[Problem statement] Work out how many lines of the records contain "escolaridad". Answer with the number and nothing else.

[Records to use]
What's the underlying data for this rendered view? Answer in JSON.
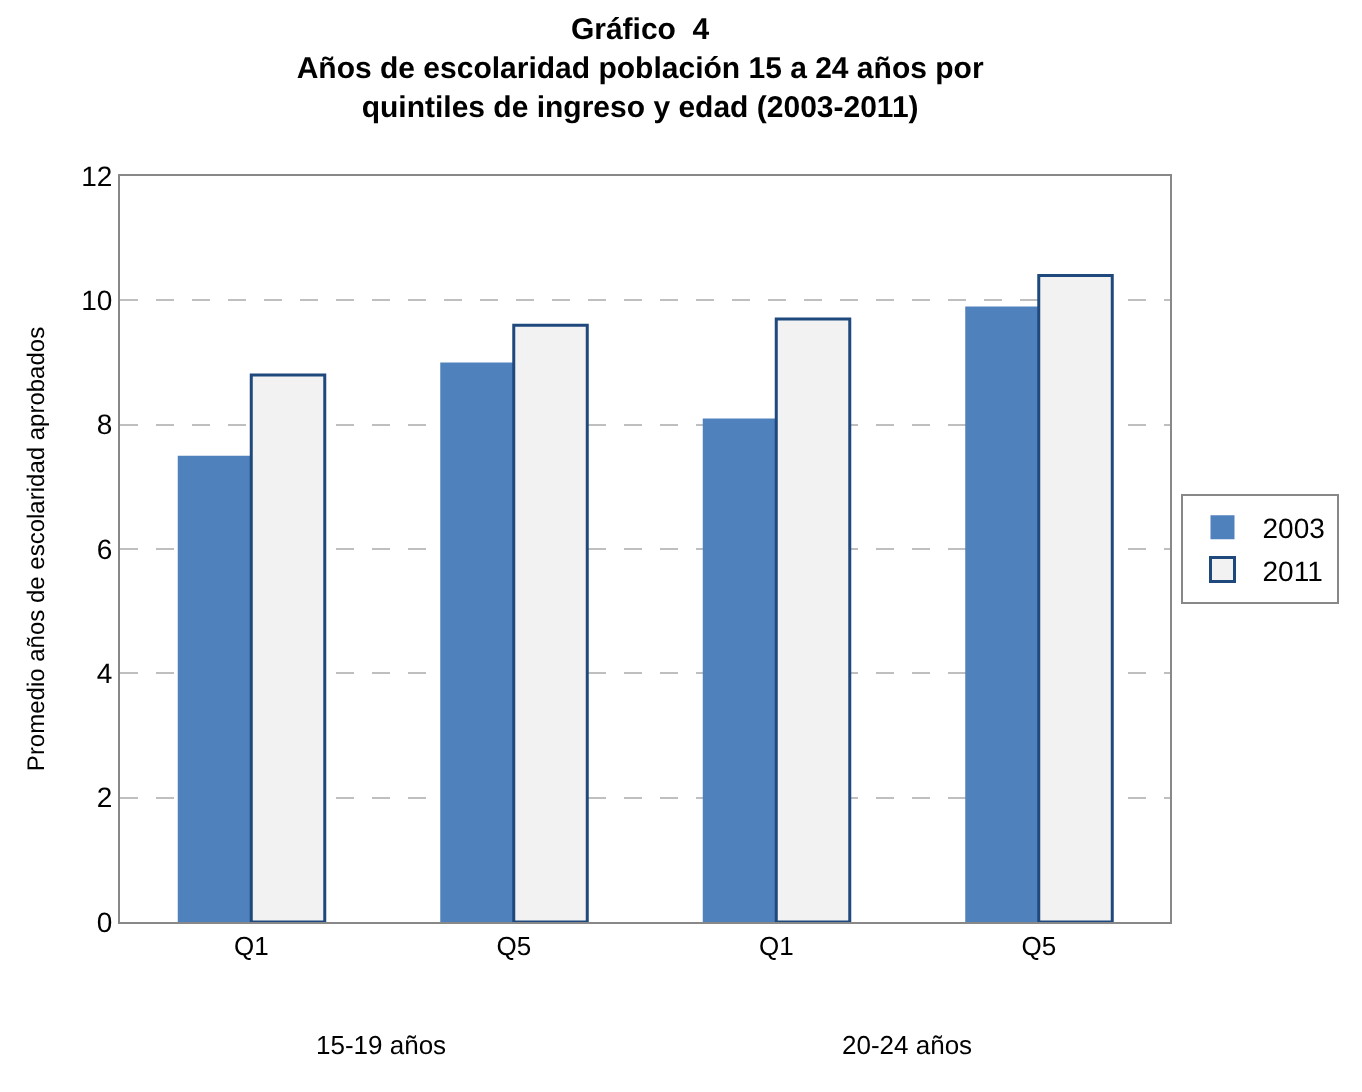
{
  "chart_data": {
    "type": "bar",
    "title": "Gráfico  4\nAños de escolaridad población 15 a 24 años por\nquintiles de ingreso y edad (2003-2011)",
    "ylabel": "Promedio años de escolaridad aprobados",
    "categories": [
      "Q1",
      "Q5",
      "Q1",
      "Q5"
    ],
    "series": [
      {
        "name": "2003",
        "color": "#4f81bd",
        "values": [
          7.5,
          9.0,
          8.1,
          9.9
        ]
      },
      {
        "name": "2011",
        "color": "#f2f2f2",
        "values": [
          8.8,
          9.6,
          9.7,
          10.4
        ]
      }
    ],
    "annotations": [
      "15-19 años",
      "20-24 años"
    ],
    "ylim": [
      0,
      12
    ],
    "yticks": [
      0,
      2,
      4,
      6,
      8,
      10,
      12
    ],
    "grid": "y",
    "legend": "right"
  }
}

[Finished answer] 2